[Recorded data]
———
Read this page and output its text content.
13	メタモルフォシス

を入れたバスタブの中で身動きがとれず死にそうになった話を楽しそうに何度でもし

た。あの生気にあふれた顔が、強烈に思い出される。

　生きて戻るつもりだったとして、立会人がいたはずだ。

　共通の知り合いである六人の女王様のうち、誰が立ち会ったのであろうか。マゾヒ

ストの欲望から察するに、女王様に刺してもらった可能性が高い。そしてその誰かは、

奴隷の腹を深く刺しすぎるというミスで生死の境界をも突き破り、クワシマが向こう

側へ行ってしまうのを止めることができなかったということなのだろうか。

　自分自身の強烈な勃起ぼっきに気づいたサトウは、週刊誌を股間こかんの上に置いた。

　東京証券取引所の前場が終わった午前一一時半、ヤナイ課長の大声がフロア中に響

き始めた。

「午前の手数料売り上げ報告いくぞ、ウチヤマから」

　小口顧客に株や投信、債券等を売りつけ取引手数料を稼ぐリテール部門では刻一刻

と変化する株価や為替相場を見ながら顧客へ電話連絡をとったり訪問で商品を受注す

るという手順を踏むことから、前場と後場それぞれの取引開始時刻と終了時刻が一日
———
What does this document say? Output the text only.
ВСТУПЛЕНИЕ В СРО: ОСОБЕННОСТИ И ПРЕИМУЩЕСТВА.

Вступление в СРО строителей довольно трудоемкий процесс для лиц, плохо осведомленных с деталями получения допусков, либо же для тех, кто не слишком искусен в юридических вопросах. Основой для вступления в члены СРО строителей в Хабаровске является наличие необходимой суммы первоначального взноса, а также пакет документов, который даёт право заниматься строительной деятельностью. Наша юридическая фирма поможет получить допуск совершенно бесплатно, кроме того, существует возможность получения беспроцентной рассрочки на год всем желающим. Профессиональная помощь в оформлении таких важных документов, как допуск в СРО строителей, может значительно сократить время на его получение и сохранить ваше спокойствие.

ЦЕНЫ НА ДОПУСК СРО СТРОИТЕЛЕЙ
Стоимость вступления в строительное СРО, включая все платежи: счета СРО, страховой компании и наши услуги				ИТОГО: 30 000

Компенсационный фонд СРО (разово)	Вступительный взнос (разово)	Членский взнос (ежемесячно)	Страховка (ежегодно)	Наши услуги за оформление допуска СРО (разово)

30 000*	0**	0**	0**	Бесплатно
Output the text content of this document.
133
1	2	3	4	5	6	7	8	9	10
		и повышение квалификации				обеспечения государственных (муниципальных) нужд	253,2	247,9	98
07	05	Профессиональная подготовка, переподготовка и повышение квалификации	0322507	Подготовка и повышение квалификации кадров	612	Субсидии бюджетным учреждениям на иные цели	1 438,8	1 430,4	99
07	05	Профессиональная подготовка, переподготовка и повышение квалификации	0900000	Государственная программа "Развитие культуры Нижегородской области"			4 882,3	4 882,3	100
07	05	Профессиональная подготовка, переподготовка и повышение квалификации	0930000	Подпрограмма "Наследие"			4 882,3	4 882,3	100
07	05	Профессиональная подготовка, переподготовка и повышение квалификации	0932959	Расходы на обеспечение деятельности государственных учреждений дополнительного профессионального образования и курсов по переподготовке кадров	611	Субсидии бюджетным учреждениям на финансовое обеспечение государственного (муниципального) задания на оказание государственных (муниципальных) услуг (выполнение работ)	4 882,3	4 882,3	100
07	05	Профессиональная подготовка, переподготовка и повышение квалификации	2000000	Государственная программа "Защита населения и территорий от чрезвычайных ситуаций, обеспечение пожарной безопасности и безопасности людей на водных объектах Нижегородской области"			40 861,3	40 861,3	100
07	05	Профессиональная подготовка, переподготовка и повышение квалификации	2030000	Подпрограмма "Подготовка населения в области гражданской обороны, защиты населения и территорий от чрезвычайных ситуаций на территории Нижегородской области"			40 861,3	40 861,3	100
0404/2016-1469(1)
———
_Exercise task_. Count every line in the entries above where the word "услуги" appears; respond with the number alone.

_Result below_. 2